• **GIVEN RECORDS**:
— Start —
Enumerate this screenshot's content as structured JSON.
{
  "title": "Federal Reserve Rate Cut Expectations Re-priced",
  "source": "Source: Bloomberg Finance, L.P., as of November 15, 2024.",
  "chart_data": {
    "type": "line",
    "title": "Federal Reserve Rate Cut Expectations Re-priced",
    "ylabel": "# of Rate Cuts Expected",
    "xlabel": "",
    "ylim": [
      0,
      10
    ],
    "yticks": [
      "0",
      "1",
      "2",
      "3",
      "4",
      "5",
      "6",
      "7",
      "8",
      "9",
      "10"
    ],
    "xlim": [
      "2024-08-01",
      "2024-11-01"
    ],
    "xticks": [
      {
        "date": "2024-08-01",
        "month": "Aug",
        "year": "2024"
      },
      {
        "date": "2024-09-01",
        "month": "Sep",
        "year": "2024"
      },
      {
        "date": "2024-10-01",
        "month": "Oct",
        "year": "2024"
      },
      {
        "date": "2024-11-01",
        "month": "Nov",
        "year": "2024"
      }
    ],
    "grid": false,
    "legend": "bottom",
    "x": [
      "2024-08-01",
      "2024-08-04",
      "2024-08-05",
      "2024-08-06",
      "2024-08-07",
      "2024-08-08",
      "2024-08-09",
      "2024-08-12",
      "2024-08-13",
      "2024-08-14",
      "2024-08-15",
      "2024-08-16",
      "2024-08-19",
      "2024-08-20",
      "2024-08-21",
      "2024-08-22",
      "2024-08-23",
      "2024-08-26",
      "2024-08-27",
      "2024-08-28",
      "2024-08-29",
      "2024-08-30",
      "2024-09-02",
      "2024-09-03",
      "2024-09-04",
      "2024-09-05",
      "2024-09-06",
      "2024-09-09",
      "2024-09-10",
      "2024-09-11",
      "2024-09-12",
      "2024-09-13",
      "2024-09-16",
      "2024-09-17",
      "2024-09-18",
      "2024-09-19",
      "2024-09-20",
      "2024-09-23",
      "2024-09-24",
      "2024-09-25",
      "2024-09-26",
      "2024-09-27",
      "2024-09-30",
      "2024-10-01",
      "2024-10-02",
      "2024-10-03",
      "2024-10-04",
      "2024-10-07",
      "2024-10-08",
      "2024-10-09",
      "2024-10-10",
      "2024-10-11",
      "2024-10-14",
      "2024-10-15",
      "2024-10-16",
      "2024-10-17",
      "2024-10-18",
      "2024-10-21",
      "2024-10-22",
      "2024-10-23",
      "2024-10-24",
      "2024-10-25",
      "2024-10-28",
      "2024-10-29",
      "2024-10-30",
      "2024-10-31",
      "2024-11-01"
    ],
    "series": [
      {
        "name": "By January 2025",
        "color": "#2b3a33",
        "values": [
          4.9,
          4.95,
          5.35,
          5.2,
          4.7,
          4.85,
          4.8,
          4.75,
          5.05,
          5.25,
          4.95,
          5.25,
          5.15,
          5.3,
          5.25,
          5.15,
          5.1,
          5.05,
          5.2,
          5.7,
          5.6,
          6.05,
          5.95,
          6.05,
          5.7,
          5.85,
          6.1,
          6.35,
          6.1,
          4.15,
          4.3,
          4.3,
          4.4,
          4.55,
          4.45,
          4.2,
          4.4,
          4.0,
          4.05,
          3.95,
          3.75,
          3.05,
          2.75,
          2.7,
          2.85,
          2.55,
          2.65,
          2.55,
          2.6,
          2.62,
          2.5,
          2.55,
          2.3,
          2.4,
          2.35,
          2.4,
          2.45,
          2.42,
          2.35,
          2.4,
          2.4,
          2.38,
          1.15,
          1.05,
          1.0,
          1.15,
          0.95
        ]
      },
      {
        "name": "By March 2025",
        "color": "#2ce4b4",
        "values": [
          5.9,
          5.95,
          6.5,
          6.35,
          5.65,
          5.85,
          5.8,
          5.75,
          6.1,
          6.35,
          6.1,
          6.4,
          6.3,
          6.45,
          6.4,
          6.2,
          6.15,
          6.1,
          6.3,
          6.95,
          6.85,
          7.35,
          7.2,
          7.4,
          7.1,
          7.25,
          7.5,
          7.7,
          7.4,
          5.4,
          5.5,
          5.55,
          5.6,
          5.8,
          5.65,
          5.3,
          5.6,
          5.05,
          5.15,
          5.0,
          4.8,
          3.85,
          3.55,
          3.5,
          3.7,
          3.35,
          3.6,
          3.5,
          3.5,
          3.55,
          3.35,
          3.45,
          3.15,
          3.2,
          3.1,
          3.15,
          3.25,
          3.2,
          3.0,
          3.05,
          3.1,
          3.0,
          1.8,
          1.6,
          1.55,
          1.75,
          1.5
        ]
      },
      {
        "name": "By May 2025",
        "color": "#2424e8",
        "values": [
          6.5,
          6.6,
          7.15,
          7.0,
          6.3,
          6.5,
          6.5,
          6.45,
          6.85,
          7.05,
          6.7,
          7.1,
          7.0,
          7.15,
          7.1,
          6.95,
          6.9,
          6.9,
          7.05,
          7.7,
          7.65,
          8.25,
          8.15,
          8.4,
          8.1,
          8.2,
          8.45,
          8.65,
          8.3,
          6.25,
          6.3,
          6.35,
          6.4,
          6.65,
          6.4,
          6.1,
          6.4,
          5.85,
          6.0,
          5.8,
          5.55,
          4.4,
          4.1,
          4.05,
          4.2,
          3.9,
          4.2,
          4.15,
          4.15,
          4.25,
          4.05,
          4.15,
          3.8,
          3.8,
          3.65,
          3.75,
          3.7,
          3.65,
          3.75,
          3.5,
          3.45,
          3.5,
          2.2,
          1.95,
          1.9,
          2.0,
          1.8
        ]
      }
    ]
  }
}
— End —
• **EXERCISE TASK**: Search the entries for the word "color", then gather every line that has it.

• **EXERCISE SOLUTION**:
        "color": "#2b3a33",
        "color": "#2ce4b4",
        "color": "#2424e8",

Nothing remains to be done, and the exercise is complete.